# Start of Data to use

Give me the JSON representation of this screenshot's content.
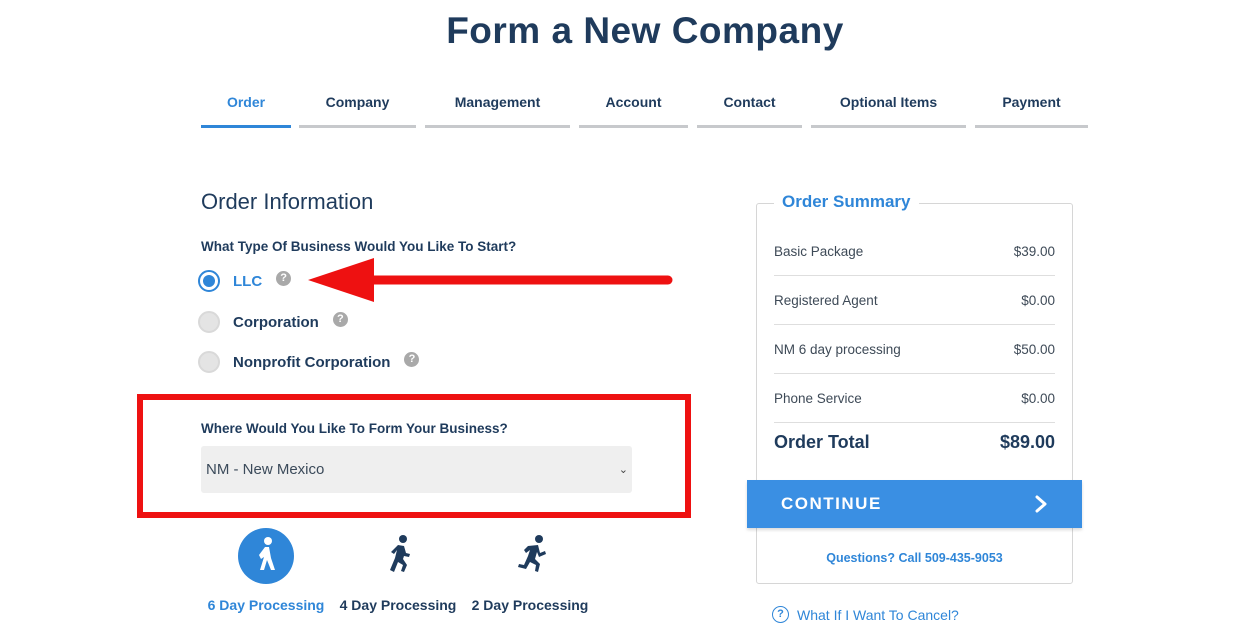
{
  "page": {
    "title": "Form a New Company"
  },
  "tabs": [
    {
      "label": "Order",
      "active": true
    },
    {
      "label": "Company"
    },
    {
      "label": "Management"
    },
    {
      "label": "Account"
    },
    {
      "label": "Contact"
    },
    {
      "label": "Optional Items"
    },
    {
      "label": "Payment"
    }
  ],
  "order_info": {
    "title": "Order Information",
    "business_type_question": "What Type Of Business Would You Like To Start?",
    "business_types": [
      {
        "label": "LLC",
        "selected": true
      },
      {
        "label": "Corporation",
        "selected": false
      },
      {
        "label": "Nonprofit Corporation",
        "selected": false
      }
    ],
    "help_glyph": "?",
    "state_question": "Where Would You Like To Form Your Business?",
    "state_selected": "NM - New Mexico",
    "processing_options": [
      {
        "label": "6 Day Processing",
        "icon": "walking-person-icon",
        "selected": true
      },
      {
        "label": "4 Day Processing",
        "icon": "jogging-person-icon",
        "selected": false
      },
      {
        "label": "2 Day Processing",
        "icon": "running-person-icon",
        "selected": false
      }
    ]
  },
  "summary": {
    "title": "Order Summary",
    "items": [
      {
        "label": "Basic Package",
        "price": "$39.00"
      },
      {
        "label": "Registered Agent",
        "price": "$0.00"
      },
      {
        "label": "NM 6 day processing",
        "price": "$50.00"
      },
      {
        "label": "Phone Service",
        "price": "$0.00"
      }
    ],
    "total_label": "Order Total",
    "total_value": "$89.00",
    "continue_label": "CONTINUE",
    "phone_text": "Questions? Call 509-435-9053",
    "cancel_text": "What If I Want To Cancel?"
  },
  "colors": {
    "accent": "#2f86d8",
    "heading": "#1f3b5c",
    "annotation_red": "#ee1111"
  }
}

# End of Data to use

**Your goal**
The records are above. How many lines in them contain the word "What"? Give the number alone.

**Output**
2